Find and copy every line in the records that includes the string "panel".

[start]

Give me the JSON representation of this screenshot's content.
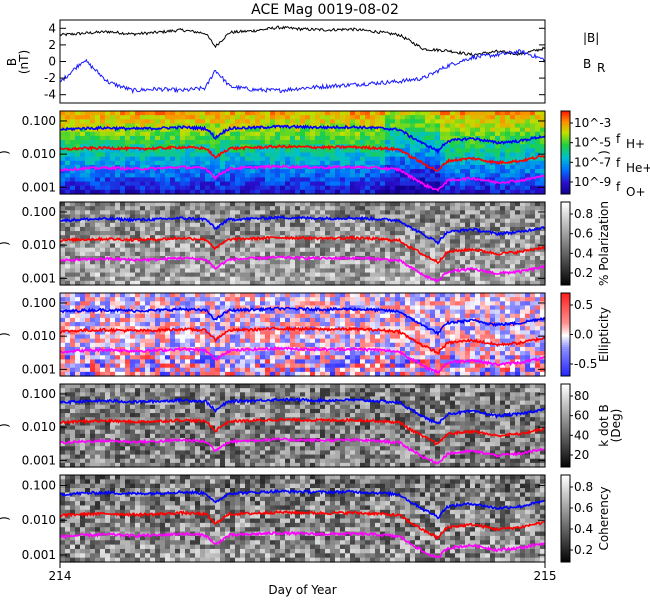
{
  "title": "ACE Mag 0019-08-02",
  "colors": {
    "total_b": "#000000",
    "br": "#1a1aff",
    "f_h": "#0000ff",
    "f_he": "#ff0000",
    "f_o": "#ff00ff",
    "bg": "#ffffff"
  },
  "legend_top": {
    "b_label": "|B|",
    "br_label": "B",
    "br_sub": "R"
  },
  "legend_freq": {
    "h_label": "f",
    "h_sub": "H+",
    "he_label": "f",
    "he_sub": "He+",
    "o_label": "f",
    "o_sub": "O+"
  },
  "xaxis": {
    "label": "Day of Year",
    "ticks": [
      "214",
      "215"
    ],
    "range": [
      214,
      215
    ]
  },
  "chart_data": [
    {
      "type": "line",
      "panel": "magnetic-field",
      "ylabel": "B",
      "yunit": "(nT)",
      "ylim": [
        -5,
        5
      ],
      "yticks": [
        "4",
        "2",
        "0",
        "-2",
        "-4"
      ],
      "x": [
        214.0,
        214.05,
        214.1,
        214.15,
        214.2,
        214.25,
        214.3,
        214.32,
        214.35,
        214.4,
        214.45,
        214.5,
        214.55,
        214.6,
        214.65,
        214.7,
        214.75,
        214.8,
        214.85,
        214.9,
        214.95,
        215.0
      ],
      "series": [
        {
          "name": "|B|",
          "values": [
            3.2,
            3.4,
            3.6,
            3.3,
            3.5,
            3.8,
            3.4,
            1.8,
            3.5,
            3.7,
            4.1,
            3.9,
            3.8,
            3.9,
            3.6,
            3.2,
            1.5,
            1.3,
            0.8,
            1.2,
            0.9,
            1.6
          ]
        },
        {
          "name": "B_R",
          "values": [
            -2.5,
            0.2,
            -2.5,
            -3.5,
            -3.3,
            -3.5,
            -3.2,
            -1.0,
            -3.0,
            -3.4,
            -3.5,
            -3.2,
            -3.0,
            -2.8,
            -2.6,
            -2.4,
            -2.0,
            -0.5,
            0.5,
            0.8,
            1.2,
            0.2
          ]
        }
      ]
    },
    {
      "type": "heatmap",
      "panel": "power",
      "yscale": "log",
      "yticks": [
        "0.100",
        "0.010",
        "0.001"
      ],
      "colorbar_ticks": [
        "10^-3",
        "10^-5",
        "10^-7",
        "10^-9"
      ],
      "colorbar_label": ")"
    },
    {
      "type": "heatmap",
      "panel": "polarization",
      "yscale": "log",
      "yticks": [
        "0.100",
        "0.010",
        "0.001"
      ],
      "colorbar_ticks": [
        "0.8",
        "0.6",
        "0.4",
        "0.2"
      ],
      "colorbar_label": "% Polarization"
    },
    {
      "type": "heatmap",
      "panel": "ellipticity",
      "yscale": "log",
      "yticks": [
        "0.100",
        "0.010",
        "0.001"
      ],
      "colorbar_ticks": [
        "0.5",
        "0.0",
        "-0.5"
      ],
      "colorbar_label": "Ellipticity"
    },
    {
      "type": "heatmap",
      "panel": "k-dot-b",
      "yscale": "log",
      "yticks": [
        "0.100",
        "0.010",
        "0.001"
      ],
      "colorbar_ticks": [
        "80",
        "60",
        "40",
        "20"
      ],
      "colorbar_label": "k dot B",
      "colorbar_unit": "(Deg)"
    },
    {
      "type": "heatmap",
      "panel": "coherency",
      "yscale": "log",
      "yticks": [
        "0.100",
        "0.010",
        "0.001"
      ],
      "colorbar_ticks": [
        "0.8",
        "0.6",
        "0.4",
        "0.2"
      ],
      "colorbar_label": "Coherency"
    }
  ],
  "gyrofrequencies": {
    "x": [
      214.0,
      214.05,
      214.1,
      214.15,
      214.2,
      214.25,
      214.3,
      214.32,
      214.35,
      214.4,
      214.45,
      214.5,
      214.55,
      214.6,
      214.65,
      214.7,
      214.72,
      214.75,
      214.78,
      214.8,
      214.85,
      214.9,
      214.95,
      215.0
    ],
    "f_h": [
      0.055,
      0.06,
      0.062,
      0.058,
      0.06,
      0.065,
      0.06,
      0.03,
      0.06,
      0.063,
      0.068,
      0.066,
      0.064,
      0.066,
      0.062,
      0.055,
      0.035,
      0.02,
      0.012,
      0.025,
      0.03,
      0.022,
      0.025,
      0.035
    ],
    "f_he": [
      0.0138,
      0.015,
      0.0155,
      0.0145,
      0.015,
      0.0163,
      0.015,
      0.0075,
      0.015,
      0.0158,
      0.017,
      0.0165,
      0.016,
      0.0165,
      0.0155,
      0.0138,
      0.0088,
      0.005,
      0.003,
      0.0063,
      0.0075,
      0.0055,
      0.0063,
      0.0088
    ],
    "f_o": [
      0.0034,
      0.0037,
      0.0039,
      0.0036,
      0.0037,
      0.0041,
      0.0037,
      0.0019,
      0.0037,
      0.004,
      0.0043,
      0.0041,
      0.004,
      0.0041,
      0.0039,
      0.0034,
      0.0022,
      0.0012,
      0.0008,
      0.0016,
      0.0019,
      0.0014,
      0.0016,
      0.0022
    ]
  }
}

[end]

#### [Complete response]
      "panel": "magnetic-field",
      "panel": "power",
      "panel": "polarization",
      "panel": "ellipticity",
      "panel": "k-dot-b",
      "panel": "coherency",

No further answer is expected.